__What needs to be done__
Repeat the listing below in full, exactly as it stands.

__Information given__
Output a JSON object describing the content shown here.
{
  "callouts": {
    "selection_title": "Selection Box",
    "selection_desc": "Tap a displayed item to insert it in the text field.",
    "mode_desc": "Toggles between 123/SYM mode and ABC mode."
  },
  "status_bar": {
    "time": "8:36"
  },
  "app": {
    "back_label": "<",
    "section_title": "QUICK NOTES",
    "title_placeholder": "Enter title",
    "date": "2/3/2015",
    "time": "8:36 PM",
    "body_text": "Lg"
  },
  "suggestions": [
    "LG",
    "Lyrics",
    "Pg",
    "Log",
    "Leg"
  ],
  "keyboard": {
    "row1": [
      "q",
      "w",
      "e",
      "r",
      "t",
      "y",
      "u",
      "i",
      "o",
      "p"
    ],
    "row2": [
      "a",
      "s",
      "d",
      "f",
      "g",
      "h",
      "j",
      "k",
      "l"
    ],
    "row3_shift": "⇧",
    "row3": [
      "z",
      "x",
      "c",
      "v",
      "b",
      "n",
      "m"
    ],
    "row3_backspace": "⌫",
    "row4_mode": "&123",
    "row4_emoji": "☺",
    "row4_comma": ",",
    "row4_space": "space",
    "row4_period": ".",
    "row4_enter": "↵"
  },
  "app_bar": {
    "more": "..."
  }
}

__Written answer__
Output a JSON object describing the content shown here.
{
  "callouts": {
    "selection_title": "Selection Box",
    "selection_desc": "Tap a displayed item to insert it in the text field.",
    "mode_desc": "Toggles between 123/SYM mode and ABC mode."
  },
  "status_bar": {
    "time": "8:36"
  },
  "app": {
    "back_label": "<",
    "section_title": "QUICK NOTES",
    "title_placeholder": "Enter title",
    "date": "2/3/2015",
    "time": "8:36 PM",
    "body_text": "Lg"
  },
  "suggestions": [
    "LG",
    "Lyrics",
    "Pg",
    "Log",
    "Leg"
  ],
  "keyboard": {
    "row1": [
      "q",
      "w",
      "e",
      "r",
      "t",
      "y",
      "u",
      "i",
      "o",
      "p"
    ],
    "row2": [
      "a",
      "s",
      "d",
      "f",
      "g",
      "h",
      "j",
      "k",
      "l"
    ],
    "row3_shift": "⇧",
    "row3": [
      "z",
      "x",
      "c",
      "v",
      "b",
      "n",
      "m"
    ],
    "row3_backspace": "⌫",
    "row4_mode": "&123",
    "row4_emoji": "☺",
    "row4_comma": ",",
    "row4_space": "space",
    "row4_period": ".",
    "row4_enter": "↵"
  },
  "app_bar": {
    "more": "..."
  }
}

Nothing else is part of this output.